Take each line in the entries below that holds "Parent" and show it.

Segment Start: Record extracts

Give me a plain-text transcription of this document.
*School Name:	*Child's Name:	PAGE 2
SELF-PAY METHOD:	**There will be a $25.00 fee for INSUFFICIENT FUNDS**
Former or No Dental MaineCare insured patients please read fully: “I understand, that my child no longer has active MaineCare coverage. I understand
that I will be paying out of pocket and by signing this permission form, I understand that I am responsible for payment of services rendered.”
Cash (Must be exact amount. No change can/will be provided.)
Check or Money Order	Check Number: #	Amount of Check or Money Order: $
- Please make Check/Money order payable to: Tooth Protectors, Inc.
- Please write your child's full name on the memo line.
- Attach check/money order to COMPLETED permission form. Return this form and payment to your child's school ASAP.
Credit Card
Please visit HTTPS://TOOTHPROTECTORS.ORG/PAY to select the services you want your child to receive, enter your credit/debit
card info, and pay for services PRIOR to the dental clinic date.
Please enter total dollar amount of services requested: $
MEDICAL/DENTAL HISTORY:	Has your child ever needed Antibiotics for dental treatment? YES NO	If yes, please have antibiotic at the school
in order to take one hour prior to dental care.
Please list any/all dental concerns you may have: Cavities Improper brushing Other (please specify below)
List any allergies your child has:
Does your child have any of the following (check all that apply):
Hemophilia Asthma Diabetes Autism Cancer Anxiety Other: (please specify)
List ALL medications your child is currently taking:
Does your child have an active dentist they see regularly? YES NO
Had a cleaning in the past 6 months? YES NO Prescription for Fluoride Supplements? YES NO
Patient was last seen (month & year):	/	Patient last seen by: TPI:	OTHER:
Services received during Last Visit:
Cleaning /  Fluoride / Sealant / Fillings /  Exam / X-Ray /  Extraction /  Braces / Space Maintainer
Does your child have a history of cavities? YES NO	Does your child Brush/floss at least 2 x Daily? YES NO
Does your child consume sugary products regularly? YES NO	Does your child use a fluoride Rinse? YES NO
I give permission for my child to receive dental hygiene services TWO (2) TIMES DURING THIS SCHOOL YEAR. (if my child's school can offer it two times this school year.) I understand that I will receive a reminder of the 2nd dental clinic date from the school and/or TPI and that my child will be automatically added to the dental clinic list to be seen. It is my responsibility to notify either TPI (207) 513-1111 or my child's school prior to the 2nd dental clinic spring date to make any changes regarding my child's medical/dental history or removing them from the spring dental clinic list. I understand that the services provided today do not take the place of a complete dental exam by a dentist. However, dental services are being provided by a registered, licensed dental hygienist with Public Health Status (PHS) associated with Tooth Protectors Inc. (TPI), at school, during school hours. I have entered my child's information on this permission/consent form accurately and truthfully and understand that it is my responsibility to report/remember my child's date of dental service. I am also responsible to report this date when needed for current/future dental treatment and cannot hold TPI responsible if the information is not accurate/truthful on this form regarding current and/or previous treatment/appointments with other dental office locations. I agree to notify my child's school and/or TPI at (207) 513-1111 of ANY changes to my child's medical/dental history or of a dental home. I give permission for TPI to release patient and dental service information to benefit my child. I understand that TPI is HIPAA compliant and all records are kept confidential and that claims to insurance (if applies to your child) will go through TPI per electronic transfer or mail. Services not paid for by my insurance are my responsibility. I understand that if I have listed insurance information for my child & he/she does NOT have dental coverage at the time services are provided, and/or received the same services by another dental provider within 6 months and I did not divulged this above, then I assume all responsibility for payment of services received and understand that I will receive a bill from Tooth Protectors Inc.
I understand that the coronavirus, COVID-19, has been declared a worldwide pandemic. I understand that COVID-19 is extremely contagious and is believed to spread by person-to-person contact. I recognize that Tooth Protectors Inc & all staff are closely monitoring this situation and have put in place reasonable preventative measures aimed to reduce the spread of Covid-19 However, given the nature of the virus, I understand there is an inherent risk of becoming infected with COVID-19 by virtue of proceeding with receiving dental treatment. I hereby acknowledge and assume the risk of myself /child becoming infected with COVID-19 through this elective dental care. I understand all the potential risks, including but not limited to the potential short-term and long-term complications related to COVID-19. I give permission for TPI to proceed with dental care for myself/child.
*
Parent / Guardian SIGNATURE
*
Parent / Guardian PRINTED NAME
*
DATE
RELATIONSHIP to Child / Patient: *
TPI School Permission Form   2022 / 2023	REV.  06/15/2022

Segment End: Record extracts

## [Solution to this problem]
Parent / Guardian SIGNATURE
Parent / Guardian PRINTED NAME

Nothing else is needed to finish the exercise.